Stored data:
---

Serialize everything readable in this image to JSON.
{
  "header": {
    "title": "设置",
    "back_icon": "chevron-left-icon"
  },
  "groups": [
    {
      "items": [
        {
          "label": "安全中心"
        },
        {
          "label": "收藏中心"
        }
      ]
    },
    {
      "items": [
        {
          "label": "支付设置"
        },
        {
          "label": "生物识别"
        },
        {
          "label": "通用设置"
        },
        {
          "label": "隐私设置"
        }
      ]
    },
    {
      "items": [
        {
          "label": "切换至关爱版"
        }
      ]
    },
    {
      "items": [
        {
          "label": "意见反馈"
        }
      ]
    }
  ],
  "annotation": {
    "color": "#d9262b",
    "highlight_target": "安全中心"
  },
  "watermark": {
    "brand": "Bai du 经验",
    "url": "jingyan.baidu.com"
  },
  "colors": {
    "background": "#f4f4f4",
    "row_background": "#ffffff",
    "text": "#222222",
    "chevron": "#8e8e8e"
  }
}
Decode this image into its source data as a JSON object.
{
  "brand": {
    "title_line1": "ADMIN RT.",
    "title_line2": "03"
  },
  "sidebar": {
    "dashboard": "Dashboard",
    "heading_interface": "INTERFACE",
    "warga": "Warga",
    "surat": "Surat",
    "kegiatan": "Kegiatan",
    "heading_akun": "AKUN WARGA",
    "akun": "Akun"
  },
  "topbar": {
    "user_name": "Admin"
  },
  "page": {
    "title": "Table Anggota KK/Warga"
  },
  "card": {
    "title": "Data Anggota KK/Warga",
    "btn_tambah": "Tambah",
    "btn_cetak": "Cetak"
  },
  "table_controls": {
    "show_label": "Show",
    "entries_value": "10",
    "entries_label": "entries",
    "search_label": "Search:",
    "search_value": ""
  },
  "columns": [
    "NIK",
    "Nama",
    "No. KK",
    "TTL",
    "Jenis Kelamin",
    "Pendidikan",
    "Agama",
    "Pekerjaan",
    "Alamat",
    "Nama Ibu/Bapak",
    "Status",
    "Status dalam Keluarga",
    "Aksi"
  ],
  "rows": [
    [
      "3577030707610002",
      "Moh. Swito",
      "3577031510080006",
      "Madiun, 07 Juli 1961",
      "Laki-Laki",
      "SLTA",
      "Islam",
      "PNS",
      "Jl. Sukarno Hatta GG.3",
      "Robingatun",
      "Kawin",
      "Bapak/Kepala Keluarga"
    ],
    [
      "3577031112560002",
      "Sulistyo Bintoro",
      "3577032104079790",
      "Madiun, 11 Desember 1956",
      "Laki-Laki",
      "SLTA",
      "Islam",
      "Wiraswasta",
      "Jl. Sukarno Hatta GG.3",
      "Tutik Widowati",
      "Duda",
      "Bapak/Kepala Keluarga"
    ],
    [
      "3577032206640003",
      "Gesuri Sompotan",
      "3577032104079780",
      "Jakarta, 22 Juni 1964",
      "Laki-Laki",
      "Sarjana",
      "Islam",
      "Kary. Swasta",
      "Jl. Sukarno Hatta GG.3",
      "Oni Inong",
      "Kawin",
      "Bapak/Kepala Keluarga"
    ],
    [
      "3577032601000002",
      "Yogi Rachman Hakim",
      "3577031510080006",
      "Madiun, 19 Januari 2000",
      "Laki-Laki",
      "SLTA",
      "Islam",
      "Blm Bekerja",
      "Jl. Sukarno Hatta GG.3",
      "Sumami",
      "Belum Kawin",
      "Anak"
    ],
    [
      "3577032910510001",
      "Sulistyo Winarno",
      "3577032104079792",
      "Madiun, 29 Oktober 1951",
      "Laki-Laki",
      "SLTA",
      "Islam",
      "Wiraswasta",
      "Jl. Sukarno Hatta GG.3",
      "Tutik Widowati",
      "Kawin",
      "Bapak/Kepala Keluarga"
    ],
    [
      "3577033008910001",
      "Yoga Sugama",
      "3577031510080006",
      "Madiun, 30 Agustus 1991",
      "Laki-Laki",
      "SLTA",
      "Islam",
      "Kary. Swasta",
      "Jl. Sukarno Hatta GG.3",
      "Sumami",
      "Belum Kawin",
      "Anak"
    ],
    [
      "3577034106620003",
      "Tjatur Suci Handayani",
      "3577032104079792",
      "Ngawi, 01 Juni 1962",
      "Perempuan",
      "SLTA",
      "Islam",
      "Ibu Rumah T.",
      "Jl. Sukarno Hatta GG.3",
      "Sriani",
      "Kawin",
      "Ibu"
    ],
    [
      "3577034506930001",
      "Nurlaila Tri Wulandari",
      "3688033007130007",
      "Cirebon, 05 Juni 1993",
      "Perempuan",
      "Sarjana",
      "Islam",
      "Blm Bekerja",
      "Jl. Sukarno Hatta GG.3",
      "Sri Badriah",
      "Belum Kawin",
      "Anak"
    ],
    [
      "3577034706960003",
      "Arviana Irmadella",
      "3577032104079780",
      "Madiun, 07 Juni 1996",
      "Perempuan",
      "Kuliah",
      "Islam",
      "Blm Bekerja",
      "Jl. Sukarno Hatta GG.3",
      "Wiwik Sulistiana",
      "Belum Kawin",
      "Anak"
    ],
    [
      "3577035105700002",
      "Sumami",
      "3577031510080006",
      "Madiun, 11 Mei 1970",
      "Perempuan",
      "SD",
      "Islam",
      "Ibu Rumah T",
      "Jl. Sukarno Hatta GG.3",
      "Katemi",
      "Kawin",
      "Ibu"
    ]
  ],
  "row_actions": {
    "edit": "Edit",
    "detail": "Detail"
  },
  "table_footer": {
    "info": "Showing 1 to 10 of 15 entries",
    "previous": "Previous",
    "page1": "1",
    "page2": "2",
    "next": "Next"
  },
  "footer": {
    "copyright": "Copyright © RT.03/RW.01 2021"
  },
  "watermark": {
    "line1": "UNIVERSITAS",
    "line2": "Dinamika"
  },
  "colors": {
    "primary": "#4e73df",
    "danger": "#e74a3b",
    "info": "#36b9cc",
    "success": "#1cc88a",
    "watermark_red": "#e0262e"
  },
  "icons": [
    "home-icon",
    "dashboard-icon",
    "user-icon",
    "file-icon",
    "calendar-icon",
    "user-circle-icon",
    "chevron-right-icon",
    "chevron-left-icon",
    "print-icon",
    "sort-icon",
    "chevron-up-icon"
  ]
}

---

What this task involves:
Say how many lines hold the word "Juni", giving the number and nothing else.

Solution below:
4